Summary:

Hopefully from these pages on mountain gorilla animal behavior, it has been conveyed that the gorilla is a highly aggressive animal with a large, overlapping home range. They are often thought to be “slow” or “dumb” because of their sluggishness, but in fact they are capable of maintaining a social organization. The most popular groups of gorillas are in harems, then multi-male/multi-female groups, and finally solitary or all-male herds. In regards to mating, gorillas exhibit female-defense polygyny. These aspects of their behavior arise from a number of factors, which include: (a) the large number of females in each harem, (b) a primarily abundant and evenly distributed folivorous diet (c) their scattered distribution throughout the mountains, (d) the large numbers of females that aggregate together, and (e) the tight bond between a female and the dominant male for protection from other silverbacks. The factors that govern and shape gorilla life are numerous and intertwined. As a result, the gorilla lives a harsh life in the mountains. Mountain gorillas are highly endangered due both to habitat destruction and severe poaching pressures. With humans as their only effective predators, without conservation support, the mountain gorilla will not be able to survive.

A Bright Future?

The future risks of extinction of the world’s most endangered gorilla are more than an aesthetic concern. Gorillas are clearly one of our closest relatives if not the closest, sharing 98% of our genome (Lindsley et al., 2001). Primates hold the keys to understanding and combating infectious diseases, like HIV, that plague modern humans and play vital roles in their ecological communities (Strier, 2000). With stakes as high as these, understanding the diversity of lifestyles that characterize gorilla order becomes more than an interesting intellectual endeavor.
=======
**QUESTIONS:**
[1] Decide whether each statement agrees with the passage on mountain gorillas. For each, answer yes or no and quote the words from the passage that decide it. (a) Gorillas have small home ranges that do not overlap. (b) In mating, gorillas exhibit female-defense polygyny. (c) Gorillas share 98% of the human genome.
[2] According to the passage on mountain gorillas, why is the risk of their extinction more than an aesthetic concern? Answer in one to three sentences.

**INFORMATION GIVEN:**
=======
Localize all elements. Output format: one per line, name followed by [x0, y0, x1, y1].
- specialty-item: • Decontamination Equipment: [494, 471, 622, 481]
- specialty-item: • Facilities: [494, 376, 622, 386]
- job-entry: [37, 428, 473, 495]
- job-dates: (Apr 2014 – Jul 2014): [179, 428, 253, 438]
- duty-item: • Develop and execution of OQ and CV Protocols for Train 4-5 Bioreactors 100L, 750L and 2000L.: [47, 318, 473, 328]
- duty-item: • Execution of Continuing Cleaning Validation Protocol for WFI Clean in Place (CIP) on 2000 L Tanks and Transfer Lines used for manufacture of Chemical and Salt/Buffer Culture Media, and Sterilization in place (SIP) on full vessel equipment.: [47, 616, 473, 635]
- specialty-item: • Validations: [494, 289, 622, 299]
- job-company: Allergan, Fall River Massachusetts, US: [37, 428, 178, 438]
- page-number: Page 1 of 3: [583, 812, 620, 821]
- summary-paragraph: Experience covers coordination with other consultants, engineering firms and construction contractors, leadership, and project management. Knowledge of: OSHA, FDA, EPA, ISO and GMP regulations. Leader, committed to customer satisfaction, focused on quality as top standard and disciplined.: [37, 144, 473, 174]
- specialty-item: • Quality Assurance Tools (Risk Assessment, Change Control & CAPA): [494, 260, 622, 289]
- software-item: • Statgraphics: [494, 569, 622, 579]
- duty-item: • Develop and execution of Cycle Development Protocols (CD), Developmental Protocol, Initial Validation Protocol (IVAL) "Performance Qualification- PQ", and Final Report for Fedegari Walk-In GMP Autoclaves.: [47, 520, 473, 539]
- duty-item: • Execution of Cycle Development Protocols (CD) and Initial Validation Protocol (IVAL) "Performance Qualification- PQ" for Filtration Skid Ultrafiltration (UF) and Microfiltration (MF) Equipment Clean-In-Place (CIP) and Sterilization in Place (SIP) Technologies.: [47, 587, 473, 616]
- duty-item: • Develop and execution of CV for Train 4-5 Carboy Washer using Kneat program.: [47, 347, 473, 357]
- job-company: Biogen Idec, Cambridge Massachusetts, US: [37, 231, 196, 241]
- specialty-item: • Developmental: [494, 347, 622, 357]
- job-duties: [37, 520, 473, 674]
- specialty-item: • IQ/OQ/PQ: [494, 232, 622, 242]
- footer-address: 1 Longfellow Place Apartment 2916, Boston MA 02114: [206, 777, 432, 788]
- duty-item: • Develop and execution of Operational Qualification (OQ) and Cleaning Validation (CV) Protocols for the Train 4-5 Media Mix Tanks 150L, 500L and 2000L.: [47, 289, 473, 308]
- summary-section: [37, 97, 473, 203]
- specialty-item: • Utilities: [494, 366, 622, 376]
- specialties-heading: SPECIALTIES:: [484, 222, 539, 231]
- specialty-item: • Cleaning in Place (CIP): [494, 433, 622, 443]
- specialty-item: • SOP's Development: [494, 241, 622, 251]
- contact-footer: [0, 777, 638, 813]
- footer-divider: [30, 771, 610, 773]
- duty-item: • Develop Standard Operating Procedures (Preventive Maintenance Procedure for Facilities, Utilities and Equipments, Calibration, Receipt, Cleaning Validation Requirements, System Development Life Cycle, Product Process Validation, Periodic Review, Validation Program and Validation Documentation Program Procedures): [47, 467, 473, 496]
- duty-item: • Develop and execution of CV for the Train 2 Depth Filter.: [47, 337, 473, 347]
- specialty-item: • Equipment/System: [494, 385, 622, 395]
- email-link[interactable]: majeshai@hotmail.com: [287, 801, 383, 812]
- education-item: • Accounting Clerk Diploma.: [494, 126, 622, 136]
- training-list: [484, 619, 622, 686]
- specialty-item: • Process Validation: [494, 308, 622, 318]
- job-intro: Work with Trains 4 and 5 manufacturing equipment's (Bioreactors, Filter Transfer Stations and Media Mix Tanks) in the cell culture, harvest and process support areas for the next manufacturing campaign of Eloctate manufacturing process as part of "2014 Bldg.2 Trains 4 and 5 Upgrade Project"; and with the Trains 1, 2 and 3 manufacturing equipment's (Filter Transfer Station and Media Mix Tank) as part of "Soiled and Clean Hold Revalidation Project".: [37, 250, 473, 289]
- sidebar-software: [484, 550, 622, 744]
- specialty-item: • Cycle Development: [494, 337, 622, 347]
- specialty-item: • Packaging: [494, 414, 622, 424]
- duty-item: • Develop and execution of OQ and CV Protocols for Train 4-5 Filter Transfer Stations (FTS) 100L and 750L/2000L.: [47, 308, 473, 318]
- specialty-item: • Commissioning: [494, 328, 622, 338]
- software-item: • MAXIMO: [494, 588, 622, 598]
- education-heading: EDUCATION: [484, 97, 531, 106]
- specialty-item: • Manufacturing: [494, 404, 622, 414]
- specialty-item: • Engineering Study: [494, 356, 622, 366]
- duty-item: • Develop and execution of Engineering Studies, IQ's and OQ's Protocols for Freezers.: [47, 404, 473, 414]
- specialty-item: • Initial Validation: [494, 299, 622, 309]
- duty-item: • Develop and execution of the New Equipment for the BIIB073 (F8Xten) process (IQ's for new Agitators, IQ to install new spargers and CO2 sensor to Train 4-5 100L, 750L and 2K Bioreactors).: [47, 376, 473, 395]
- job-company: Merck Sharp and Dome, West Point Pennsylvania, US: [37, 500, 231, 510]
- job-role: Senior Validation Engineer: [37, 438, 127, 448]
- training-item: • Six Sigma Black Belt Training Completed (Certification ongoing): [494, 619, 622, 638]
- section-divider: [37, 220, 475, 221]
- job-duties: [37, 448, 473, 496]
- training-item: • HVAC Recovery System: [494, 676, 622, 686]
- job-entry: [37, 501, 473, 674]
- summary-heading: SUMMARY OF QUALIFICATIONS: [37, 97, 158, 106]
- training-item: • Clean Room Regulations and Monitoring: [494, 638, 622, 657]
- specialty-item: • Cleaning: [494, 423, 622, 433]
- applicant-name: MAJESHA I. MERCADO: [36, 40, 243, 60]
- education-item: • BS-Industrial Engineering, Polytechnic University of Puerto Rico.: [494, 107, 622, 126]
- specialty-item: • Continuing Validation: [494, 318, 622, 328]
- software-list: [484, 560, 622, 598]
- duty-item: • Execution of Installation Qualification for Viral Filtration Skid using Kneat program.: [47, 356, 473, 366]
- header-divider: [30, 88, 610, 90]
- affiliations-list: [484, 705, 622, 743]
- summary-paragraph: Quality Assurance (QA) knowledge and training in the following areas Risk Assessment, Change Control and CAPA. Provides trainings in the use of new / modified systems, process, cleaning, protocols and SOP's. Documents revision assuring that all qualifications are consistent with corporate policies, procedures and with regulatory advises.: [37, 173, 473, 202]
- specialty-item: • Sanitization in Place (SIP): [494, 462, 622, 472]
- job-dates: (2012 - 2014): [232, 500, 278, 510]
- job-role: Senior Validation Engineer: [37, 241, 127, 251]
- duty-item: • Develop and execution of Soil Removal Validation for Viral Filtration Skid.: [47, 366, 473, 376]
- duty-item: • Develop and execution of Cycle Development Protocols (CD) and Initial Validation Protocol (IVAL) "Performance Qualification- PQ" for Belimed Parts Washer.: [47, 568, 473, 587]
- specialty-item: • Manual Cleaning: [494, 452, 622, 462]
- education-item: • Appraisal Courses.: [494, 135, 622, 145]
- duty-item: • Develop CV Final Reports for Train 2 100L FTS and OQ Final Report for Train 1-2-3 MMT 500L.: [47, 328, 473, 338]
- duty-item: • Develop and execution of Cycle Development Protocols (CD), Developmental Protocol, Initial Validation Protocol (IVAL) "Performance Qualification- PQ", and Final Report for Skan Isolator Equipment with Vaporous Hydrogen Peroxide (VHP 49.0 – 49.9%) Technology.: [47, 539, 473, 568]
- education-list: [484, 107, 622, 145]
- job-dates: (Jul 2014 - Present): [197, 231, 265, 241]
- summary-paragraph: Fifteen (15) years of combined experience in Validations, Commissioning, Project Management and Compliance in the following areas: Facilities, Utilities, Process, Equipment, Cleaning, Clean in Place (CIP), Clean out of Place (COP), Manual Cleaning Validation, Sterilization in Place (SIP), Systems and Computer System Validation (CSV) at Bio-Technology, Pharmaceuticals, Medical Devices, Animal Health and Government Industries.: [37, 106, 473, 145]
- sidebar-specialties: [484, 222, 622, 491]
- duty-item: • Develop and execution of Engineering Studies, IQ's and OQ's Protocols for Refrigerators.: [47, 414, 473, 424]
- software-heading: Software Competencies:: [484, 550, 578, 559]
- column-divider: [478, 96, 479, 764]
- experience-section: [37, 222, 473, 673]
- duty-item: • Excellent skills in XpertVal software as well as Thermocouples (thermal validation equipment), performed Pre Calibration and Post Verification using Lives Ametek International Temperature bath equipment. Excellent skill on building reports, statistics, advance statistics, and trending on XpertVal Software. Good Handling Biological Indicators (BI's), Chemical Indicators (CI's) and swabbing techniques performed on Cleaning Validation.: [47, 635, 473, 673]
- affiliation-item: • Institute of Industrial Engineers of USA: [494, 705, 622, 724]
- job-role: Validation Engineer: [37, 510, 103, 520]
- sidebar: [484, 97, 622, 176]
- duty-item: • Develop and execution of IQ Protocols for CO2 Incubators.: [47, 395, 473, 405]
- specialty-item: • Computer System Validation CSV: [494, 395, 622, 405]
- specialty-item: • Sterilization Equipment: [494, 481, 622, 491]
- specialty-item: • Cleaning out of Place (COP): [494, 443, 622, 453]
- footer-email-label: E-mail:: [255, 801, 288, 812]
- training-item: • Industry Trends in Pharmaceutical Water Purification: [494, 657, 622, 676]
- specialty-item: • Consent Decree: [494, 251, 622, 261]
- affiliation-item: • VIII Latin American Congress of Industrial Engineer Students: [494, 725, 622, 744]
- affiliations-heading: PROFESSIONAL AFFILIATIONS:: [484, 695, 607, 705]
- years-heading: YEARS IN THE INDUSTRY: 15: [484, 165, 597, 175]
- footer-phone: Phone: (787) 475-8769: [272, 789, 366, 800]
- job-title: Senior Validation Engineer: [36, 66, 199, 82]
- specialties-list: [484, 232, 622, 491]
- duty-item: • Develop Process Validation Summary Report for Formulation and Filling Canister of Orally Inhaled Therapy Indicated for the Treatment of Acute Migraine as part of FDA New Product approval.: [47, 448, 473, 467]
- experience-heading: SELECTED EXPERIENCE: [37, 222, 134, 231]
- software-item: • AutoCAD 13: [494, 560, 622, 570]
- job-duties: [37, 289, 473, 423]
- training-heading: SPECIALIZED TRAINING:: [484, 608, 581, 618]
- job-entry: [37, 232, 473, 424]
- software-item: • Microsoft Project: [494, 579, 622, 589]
=======
**TASK-BY-TASK OUTPUTS:**
[1]
(a) No: "a large, overlapping home range."
(b) Yes: "In regards to mating, gorillas exhibit female-defense polygyny."
(c) Yes: "sharing 98% of our genome."

[2] Gorillas are among humans' closest relatives, possibly the closest, and share 98% of the human genome. Primates also hold the keys to understanding and combating infectious diseases such as HIV, and they play vital roles in their ecological communities.